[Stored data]
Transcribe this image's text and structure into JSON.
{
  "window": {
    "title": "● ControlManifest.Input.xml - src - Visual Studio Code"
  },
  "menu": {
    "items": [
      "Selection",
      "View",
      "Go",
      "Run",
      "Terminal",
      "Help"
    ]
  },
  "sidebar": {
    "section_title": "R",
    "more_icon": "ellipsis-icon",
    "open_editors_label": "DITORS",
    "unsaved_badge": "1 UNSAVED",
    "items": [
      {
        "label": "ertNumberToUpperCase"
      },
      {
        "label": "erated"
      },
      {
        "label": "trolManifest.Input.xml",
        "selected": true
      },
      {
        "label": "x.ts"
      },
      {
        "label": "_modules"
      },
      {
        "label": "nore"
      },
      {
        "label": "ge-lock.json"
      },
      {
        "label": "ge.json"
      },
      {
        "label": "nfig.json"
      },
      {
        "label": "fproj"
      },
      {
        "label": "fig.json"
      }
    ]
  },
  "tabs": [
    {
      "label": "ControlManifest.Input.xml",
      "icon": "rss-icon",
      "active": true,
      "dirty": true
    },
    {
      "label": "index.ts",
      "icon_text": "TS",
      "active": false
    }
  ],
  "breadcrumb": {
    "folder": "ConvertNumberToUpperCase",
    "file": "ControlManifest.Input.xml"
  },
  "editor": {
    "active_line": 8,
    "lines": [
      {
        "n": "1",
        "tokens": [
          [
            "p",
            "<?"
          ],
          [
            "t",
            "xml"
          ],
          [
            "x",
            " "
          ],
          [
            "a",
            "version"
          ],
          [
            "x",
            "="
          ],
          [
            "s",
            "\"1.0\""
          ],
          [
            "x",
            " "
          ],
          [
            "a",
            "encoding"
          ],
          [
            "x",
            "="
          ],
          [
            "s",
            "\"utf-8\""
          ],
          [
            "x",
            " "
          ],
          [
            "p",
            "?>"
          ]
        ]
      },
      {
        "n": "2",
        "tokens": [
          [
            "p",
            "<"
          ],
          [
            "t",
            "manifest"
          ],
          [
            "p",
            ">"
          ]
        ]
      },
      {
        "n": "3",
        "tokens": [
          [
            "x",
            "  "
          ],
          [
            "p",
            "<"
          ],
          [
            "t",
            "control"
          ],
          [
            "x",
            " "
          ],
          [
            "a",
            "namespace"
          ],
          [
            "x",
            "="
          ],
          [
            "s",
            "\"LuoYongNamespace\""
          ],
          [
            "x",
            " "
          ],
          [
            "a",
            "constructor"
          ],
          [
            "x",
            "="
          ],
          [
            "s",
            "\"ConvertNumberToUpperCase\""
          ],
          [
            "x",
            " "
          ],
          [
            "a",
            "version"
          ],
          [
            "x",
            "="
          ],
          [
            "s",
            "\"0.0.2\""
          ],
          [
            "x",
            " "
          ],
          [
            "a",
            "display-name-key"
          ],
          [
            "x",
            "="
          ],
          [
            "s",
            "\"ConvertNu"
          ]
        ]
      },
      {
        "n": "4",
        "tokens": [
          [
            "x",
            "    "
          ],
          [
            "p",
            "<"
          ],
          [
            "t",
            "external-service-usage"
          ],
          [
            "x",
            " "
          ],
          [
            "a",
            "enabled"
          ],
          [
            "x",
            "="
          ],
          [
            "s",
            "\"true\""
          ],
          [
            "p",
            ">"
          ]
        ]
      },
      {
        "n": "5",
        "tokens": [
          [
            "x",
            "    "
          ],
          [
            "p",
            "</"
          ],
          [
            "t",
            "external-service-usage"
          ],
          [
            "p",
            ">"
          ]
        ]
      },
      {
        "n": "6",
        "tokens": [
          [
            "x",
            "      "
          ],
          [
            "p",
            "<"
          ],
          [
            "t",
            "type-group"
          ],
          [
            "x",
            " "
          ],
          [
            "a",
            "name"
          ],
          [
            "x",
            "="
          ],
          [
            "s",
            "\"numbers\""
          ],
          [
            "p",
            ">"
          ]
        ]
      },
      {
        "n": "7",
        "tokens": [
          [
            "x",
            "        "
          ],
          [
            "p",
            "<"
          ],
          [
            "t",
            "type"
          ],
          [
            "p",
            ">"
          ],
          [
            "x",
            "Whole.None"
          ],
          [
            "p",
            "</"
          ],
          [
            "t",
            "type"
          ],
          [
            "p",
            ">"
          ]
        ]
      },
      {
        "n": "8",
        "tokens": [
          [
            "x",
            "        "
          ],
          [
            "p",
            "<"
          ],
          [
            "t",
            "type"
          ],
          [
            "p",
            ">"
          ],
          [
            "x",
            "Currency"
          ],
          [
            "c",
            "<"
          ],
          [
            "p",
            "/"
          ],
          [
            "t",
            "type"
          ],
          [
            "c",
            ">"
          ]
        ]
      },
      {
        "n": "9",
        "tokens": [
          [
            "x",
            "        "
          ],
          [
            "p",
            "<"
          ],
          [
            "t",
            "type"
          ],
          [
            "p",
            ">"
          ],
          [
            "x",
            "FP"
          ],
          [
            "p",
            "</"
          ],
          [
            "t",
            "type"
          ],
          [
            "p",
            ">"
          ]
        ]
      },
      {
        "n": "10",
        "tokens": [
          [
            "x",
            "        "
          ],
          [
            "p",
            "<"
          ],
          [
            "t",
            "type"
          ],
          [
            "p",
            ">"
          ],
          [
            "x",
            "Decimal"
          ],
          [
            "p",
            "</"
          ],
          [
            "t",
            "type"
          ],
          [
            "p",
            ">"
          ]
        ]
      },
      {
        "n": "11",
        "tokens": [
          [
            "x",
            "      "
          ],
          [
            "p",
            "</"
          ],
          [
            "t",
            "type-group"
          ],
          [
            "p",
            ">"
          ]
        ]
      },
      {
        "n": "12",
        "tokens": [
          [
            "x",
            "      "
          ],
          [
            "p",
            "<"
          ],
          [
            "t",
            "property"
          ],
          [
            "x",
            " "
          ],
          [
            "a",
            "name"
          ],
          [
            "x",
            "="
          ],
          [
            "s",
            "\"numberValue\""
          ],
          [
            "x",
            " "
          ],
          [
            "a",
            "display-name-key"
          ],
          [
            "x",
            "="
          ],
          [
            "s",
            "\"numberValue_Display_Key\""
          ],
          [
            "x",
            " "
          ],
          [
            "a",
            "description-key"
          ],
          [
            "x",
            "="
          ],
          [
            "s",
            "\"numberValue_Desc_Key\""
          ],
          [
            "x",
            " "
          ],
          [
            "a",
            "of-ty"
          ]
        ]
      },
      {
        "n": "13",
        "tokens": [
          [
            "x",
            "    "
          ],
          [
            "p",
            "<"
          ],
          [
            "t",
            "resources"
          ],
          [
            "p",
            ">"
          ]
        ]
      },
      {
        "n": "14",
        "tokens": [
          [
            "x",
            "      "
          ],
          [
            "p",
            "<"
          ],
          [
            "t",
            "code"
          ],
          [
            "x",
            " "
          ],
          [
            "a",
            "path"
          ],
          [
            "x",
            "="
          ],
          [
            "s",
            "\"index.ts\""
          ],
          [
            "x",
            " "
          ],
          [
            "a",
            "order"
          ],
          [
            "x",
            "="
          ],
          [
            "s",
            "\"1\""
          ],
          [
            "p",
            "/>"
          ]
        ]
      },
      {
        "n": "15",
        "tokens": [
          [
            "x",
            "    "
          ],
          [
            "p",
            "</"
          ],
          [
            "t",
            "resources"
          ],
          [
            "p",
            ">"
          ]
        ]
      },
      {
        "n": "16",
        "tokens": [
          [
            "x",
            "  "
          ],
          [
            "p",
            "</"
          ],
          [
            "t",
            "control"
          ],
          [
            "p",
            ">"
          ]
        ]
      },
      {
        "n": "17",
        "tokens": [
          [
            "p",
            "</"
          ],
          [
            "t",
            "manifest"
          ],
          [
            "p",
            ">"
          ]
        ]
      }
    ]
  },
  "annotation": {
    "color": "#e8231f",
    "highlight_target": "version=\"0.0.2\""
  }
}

## Stated task
Go through the listing above and work out how many lines contain the string "true". Reply with the number alone.

## Task result
4